RECORDS FOR THE EXERCISE:
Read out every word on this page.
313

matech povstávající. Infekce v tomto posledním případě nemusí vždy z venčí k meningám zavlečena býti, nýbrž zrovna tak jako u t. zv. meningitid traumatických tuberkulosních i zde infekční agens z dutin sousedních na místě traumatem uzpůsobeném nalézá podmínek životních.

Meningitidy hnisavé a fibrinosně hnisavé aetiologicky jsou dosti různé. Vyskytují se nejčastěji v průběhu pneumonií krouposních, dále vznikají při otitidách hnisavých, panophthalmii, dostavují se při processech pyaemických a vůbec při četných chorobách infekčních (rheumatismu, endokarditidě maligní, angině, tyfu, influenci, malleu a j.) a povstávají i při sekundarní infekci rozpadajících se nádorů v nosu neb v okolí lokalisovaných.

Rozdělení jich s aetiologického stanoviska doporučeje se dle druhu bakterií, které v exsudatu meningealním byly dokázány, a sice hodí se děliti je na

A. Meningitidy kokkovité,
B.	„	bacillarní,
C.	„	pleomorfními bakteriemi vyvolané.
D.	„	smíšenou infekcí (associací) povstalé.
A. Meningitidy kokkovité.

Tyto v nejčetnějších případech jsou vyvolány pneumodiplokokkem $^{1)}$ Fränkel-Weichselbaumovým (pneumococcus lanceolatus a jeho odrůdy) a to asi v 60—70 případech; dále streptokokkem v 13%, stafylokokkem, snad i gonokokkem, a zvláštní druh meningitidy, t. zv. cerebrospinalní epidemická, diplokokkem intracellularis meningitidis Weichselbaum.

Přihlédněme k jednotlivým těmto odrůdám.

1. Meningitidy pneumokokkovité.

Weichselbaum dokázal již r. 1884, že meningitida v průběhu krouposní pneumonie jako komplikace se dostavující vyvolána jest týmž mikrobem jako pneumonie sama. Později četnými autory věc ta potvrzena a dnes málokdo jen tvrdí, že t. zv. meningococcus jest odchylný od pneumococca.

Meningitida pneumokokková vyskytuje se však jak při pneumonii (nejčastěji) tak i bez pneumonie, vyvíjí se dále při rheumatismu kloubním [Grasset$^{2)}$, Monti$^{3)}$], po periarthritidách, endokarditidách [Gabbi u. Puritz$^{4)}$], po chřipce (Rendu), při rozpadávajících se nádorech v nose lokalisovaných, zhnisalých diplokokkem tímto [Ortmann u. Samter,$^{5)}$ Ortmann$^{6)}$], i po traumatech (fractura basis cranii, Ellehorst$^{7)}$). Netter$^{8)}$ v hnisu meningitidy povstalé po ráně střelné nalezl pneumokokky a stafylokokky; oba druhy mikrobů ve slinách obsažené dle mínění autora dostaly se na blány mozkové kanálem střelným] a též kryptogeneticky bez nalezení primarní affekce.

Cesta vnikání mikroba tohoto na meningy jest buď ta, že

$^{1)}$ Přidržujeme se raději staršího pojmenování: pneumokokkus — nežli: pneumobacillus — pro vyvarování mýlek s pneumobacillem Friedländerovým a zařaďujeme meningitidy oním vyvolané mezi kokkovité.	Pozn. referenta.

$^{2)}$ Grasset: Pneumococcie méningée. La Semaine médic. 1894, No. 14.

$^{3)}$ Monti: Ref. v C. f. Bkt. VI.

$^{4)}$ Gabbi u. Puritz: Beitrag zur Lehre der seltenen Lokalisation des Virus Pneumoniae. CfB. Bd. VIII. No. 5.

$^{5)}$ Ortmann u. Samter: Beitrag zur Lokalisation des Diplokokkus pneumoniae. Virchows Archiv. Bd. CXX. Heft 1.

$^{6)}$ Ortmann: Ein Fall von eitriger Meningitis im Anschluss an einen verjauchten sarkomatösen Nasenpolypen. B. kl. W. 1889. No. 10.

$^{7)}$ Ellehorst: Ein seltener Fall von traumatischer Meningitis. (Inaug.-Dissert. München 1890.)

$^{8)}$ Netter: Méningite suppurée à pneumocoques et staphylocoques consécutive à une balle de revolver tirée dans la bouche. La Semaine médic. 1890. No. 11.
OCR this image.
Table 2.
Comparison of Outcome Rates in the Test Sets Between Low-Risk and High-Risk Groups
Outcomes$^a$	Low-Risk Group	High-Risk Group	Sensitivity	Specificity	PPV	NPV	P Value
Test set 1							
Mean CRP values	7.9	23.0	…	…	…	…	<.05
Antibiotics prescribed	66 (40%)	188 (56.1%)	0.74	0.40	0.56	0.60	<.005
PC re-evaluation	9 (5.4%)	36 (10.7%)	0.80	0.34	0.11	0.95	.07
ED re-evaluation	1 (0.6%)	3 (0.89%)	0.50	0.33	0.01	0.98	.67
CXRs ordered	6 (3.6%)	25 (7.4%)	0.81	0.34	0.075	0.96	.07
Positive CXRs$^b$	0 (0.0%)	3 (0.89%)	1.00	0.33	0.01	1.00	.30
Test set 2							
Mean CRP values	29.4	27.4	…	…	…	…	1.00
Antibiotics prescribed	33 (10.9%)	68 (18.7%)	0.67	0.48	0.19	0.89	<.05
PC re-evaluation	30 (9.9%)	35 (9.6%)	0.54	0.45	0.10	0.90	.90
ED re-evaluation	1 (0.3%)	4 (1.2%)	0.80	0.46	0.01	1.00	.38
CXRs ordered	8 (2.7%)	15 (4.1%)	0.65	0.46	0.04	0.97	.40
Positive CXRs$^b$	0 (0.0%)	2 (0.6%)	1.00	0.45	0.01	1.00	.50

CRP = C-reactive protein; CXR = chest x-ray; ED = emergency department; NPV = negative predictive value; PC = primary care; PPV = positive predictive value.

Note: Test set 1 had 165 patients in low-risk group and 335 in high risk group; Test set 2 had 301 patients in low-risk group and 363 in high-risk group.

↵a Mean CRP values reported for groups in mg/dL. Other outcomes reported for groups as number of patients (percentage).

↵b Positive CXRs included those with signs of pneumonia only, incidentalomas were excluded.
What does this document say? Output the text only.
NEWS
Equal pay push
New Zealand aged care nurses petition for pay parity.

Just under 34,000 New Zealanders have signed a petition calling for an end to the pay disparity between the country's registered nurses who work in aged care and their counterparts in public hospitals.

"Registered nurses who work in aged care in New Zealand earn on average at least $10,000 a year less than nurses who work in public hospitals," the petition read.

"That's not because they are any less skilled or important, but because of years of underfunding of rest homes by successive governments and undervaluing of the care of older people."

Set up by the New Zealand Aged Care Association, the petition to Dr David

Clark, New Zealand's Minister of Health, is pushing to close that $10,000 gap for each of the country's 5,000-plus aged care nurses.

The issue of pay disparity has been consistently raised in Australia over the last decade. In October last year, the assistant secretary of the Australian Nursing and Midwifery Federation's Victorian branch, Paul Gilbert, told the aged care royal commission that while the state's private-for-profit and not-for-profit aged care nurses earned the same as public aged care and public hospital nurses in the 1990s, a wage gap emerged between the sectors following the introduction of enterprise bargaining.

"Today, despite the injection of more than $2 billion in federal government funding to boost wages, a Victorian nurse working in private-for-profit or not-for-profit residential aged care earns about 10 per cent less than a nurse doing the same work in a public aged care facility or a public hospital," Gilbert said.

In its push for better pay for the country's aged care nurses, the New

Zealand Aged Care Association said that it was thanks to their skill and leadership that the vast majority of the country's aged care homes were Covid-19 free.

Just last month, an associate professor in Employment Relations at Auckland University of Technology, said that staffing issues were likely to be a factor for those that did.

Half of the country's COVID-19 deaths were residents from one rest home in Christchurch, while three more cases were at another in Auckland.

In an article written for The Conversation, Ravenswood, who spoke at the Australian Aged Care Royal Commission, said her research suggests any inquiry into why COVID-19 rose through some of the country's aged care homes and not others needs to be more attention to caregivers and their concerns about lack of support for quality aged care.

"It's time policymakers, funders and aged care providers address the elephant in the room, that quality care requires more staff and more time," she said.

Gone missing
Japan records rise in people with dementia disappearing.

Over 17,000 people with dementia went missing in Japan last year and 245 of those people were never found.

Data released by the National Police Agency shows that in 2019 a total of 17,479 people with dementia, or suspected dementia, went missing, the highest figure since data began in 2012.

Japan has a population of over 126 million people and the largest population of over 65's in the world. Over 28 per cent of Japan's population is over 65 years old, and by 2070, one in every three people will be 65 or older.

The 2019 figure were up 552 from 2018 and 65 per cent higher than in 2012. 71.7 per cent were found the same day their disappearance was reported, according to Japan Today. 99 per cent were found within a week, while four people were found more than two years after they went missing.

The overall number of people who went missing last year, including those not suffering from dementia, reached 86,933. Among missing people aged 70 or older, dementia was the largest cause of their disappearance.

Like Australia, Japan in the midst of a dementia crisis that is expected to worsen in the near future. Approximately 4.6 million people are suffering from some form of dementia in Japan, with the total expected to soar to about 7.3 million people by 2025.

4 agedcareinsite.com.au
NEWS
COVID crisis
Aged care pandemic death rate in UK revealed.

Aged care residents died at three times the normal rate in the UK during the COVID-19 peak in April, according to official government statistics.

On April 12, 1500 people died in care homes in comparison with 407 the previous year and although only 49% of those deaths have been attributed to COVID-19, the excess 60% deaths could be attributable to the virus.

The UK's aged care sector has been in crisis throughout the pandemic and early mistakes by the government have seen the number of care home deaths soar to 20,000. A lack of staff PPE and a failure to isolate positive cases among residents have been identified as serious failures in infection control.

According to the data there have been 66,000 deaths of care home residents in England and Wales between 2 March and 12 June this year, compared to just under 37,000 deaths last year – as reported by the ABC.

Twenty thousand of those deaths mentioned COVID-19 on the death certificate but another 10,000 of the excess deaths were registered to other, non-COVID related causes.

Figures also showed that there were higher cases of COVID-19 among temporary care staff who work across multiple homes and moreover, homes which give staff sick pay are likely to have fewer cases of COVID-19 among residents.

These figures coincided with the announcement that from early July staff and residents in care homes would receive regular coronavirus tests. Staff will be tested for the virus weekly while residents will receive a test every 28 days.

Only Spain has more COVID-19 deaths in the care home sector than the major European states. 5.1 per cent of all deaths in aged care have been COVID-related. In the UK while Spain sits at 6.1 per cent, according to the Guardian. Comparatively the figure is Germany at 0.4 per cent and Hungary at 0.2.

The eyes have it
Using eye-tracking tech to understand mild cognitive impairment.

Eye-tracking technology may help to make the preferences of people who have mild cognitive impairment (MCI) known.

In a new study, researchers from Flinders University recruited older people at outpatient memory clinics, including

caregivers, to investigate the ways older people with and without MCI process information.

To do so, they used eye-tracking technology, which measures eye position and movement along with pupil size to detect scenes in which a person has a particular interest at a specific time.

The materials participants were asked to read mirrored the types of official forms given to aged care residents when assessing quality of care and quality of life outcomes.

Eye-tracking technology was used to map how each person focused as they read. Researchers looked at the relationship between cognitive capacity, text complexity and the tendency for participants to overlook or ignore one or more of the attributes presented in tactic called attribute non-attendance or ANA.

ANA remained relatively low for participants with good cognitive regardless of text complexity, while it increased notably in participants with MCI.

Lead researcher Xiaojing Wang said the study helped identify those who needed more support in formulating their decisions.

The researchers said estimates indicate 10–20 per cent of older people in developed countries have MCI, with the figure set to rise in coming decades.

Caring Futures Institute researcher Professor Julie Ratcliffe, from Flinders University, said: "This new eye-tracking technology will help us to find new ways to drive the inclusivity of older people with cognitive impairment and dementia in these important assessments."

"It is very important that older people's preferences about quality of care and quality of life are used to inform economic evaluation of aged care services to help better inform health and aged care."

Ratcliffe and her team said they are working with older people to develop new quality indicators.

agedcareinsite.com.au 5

TASK DESCRIPTION: Whenever the word "preferences" occurs in a line of the records, that line counts toward the total; state the total only.

OUTPUT OF THE EXERCISE: 2